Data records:
>>>>>

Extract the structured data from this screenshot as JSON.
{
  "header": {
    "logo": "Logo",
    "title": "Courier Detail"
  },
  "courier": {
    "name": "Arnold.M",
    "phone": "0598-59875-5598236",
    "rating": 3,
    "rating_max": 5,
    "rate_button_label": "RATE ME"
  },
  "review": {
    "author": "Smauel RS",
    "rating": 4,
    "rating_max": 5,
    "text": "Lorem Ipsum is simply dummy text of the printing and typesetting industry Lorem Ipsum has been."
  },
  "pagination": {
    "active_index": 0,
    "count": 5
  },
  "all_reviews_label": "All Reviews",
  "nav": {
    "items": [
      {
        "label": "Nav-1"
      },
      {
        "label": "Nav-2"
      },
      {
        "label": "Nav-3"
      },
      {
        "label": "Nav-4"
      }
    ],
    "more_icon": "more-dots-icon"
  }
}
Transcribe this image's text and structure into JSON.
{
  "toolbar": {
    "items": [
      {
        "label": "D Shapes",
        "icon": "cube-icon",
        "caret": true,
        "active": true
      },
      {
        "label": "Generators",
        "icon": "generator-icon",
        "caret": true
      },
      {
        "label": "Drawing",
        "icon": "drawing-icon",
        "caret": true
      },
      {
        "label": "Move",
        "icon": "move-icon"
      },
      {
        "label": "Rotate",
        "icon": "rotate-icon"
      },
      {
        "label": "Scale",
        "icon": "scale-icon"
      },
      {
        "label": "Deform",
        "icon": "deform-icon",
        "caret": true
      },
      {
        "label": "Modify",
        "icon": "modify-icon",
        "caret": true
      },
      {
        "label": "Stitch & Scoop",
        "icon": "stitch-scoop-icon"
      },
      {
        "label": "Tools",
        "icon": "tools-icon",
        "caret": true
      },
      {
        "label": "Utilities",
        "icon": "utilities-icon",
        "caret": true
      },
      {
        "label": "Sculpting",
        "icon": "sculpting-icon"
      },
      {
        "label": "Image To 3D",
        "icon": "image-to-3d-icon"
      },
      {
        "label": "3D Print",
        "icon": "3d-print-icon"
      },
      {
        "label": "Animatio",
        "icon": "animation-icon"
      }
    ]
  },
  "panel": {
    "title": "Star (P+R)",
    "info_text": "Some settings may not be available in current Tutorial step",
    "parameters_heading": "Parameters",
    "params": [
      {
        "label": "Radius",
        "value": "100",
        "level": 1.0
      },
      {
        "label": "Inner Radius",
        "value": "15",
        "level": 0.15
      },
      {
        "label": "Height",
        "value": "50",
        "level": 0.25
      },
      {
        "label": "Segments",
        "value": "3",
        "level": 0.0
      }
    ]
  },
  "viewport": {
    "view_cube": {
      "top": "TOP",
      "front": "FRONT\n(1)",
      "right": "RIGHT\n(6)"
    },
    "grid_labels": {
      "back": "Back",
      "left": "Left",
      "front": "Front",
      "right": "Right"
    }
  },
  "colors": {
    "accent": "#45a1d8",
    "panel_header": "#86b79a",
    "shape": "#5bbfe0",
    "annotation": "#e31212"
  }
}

<<<<<

— WHAT IS REQUIRED —
Which lines include the word "level"? List them all.

— EXERCISE OUTPUT —
        "level": 1.0
        "level": 0.15
        "level": 0.25
        "level": 0.0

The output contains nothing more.